# DO THIS
Gather, from the listing beneath this task, every line holding the string "它的机械能一定守恒".

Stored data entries
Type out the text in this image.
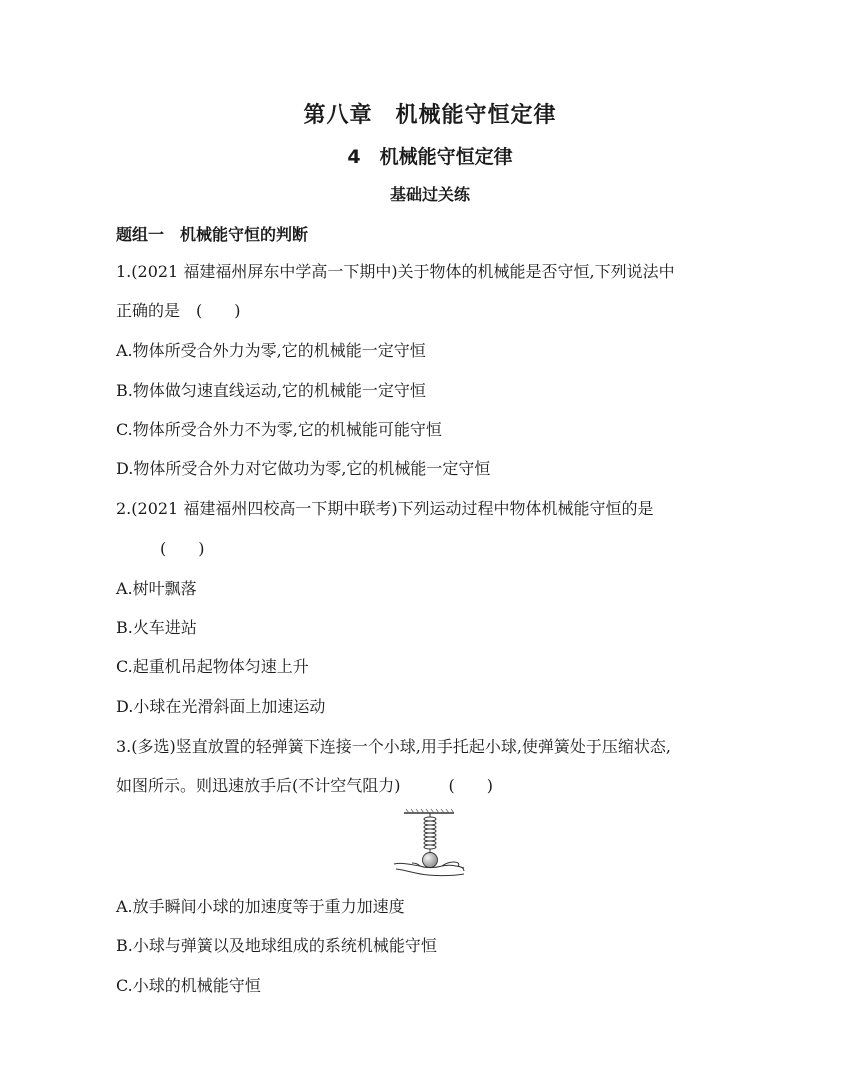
第八章　机械能守恒定律
4　机械能守恒定律
基础过关练
题组一　机械能守恒的判断
1.(2021 福建福州屏东中学高一下期中)关于物体的机械能是否守恒,下列说法中
正确的是　(　　)
A.物体所受合外力为零,它的机械能一定守恒
B.物体做匀速直线运动,它的机械能一定守恒
C.物体所受合外力不为零,它的机械能可能守恒
D.物体所受合外力对它做功为零,它的机械能一定守恒
2.(2021 福建福州四校高一下期中联考)下列运动过程中物体机械能守恒的是
(　　)
A.树叶飘落
B.火车进站
C.起重机吊起物体匀速上升
D.小球在光滑斜面上加速运动
3.(多选)竖直放置的轻弹簧下连接一个小球,用手托起小球,使弹簧处于压缩状态,
如图所示。则迅速放手后(不计空气阻力)　　　(　　)
A.放手瞬间小球的加速度等于重力加速度
B.小球与弹簧以及地球组成的系统机械能守恒
C.小球的机械能守恒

# WORKED ANSWER
A.物体所受合外力为零,它的机械能一定守恒
B.物体做匀速直线运动,它的机械能一定守恒
D.物体所受合外力对它做功为零,它的机械能一定守恒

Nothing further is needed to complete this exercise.